Task goal: Report every line of the items below that contains the word "screw", and note that case matters.

Provided entries:
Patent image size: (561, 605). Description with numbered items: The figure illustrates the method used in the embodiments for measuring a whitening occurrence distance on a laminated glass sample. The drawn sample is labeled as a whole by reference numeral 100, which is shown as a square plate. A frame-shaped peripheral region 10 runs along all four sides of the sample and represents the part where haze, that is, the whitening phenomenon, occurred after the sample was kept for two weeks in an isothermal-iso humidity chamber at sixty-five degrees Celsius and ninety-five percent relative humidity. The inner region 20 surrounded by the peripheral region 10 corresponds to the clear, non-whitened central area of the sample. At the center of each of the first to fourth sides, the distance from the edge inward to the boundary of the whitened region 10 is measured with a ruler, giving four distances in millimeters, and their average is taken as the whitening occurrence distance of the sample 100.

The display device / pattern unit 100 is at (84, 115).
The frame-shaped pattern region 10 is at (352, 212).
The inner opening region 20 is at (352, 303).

* * *

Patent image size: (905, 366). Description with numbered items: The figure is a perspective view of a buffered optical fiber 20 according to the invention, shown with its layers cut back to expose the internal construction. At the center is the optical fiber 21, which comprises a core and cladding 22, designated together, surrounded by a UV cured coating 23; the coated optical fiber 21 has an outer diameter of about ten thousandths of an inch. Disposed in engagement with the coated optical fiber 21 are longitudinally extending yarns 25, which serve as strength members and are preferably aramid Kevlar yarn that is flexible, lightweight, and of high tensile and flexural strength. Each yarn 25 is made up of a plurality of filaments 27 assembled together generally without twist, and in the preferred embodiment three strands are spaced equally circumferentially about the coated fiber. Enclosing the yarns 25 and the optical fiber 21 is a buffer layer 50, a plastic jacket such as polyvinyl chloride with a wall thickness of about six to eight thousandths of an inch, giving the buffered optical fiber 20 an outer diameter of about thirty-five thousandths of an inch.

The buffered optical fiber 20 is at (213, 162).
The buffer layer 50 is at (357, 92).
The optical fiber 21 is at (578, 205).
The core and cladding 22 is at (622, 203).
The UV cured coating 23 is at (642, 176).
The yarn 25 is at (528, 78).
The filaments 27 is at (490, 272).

---

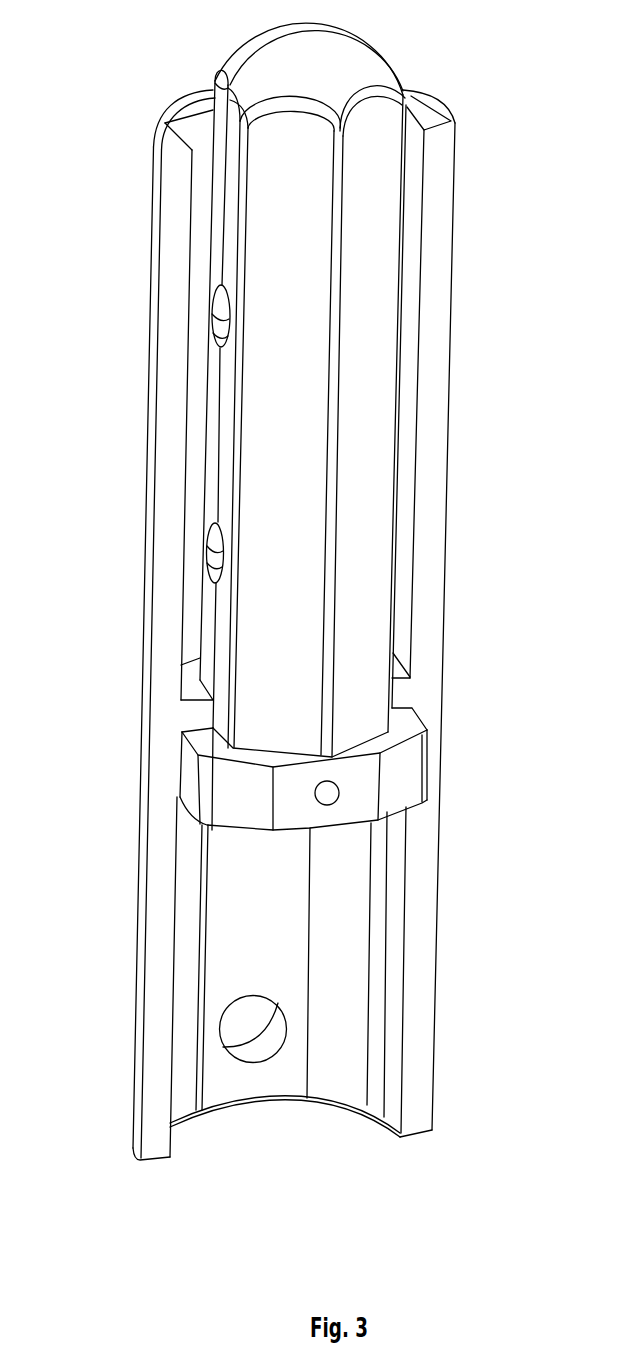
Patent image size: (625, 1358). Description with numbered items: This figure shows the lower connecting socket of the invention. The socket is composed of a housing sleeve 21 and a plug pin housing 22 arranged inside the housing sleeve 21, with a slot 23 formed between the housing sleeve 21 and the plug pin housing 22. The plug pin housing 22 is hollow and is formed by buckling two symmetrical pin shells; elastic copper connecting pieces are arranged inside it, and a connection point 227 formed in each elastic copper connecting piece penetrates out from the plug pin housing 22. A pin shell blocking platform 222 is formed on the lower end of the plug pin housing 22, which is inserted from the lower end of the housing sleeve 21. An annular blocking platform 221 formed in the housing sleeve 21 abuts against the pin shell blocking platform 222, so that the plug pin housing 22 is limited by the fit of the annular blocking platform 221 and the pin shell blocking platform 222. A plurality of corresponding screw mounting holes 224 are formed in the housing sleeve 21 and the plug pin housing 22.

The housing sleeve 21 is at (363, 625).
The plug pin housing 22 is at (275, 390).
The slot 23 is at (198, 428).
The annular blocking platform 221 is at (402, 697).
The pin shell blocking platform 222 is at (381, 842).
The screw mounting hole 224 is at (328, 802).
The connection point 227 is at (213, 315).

Full output:
Patent image size: (625, 1358). Description with numbered items: This figure shows the lower connecting socket of the invention. The socket is composed of a housing sleeve 21 and a plug pin housing 22 arranged inside the housing sleeve 21, with a slot 23 formed between the housing sleeve 21 and the plug pin housing 22. The plug pin housing 22 is hollow and is formed by buckling two symmetrical pin shells; elastic copper connecting pieces are arranged inside it, and a connection point 227 formed in each elastic copper connecting piece penetrates out from the plug pin housing 22. A pin shell blocking platform 222 is formed on the lower end of the plug pin housing 22, which is inserted from the lower end of the housing sleeve 21. An annular blocking platform 221 formed in the housing sleeve 21 abuts against the pin shell blocking platform 222, so that the plug pin housing 22 is limited by the fit of the annular blocking platform 221 and the pin shell blocking platform 222. A plurality of corresponding screw mounting holes 224 are formed in the housing sleeve 21 and the plug pin housing 22.
The screw mounting hole 224 is at (328, 802).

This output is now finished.